■ REQUIRED TASK
In your copy, include every line of the listing below exactly but none of the pictures.

■ DATA SHOWN
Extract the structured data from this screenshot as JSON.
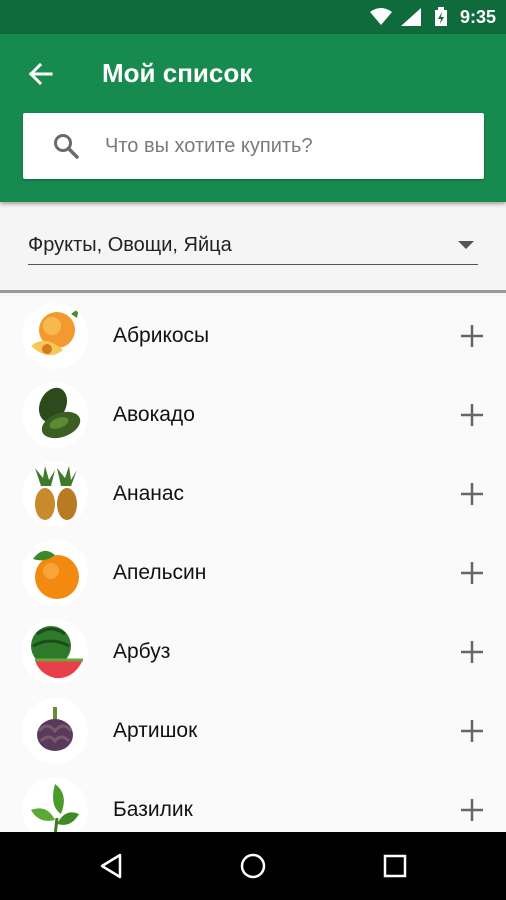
{
  "status_bar": {
    "time": "9:35"
  },
  "toolbar": {
    "title": "Мой список",
    "search_placeholder": "Что вы хотите купить?",
    "color": "#178a4f"
  },
  "category": {
    "selected": "Фрукты, Овощи, Яйца"
  },
  "items": [
    {
      "name": "Абрикосы",
      "icon": "apricot-icon"
    },
    {
      "name": "Авокадо",
      "icon": "avocado-icon"
    },
    {
      "name": "Ананас",
      "icon": "pineapple-icon"
    },
    {
      "name": "Апельсин",
      "icon": "orange-icon"
    },
    {
      "name": "Арбуз",
      "icon": "watermelon-icon"
    },
    {
      "name": "Артишок",
      "icon": "artichoke-icon"
    },
    {
      "name": "Базилик",
      "icon": "basil-icon"
    }
  ]
}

■ THE RESULT
Extract the structured data from this screenshot as JSON.
{
  "status_bar": {
    "time": "9:35"
  },
  "toolbar": {
    "title": "Мой список",
    "search_placeholder": "Что вы хотите купить?",
    "color": "#178a4f"
  },
  "category": {
    "selected": "Фрукты, Овощи, Яйца"
  },
  "items": [
    {
      "name": "Абрикосы",
      "icon": "apricot-icon"
    },
    {
      "name": "Авокадо",
      "icon": "avocado-icon"
    },
    {
      "name": "Ананас",
      "icon": "pineapple-icon"
    },
    {
      "name": "Апельсин",
      "icon": "orange-icon"
    },
    {
      "name": "Арбуз",
      "icon": "watermelon-icon"
    },
    {
      "name": "Артишок",
      "icon": "artichoke-icon"
    },
    {
      "name": "Базилик",
      "icon": "basil-icon"
    }
  ]
}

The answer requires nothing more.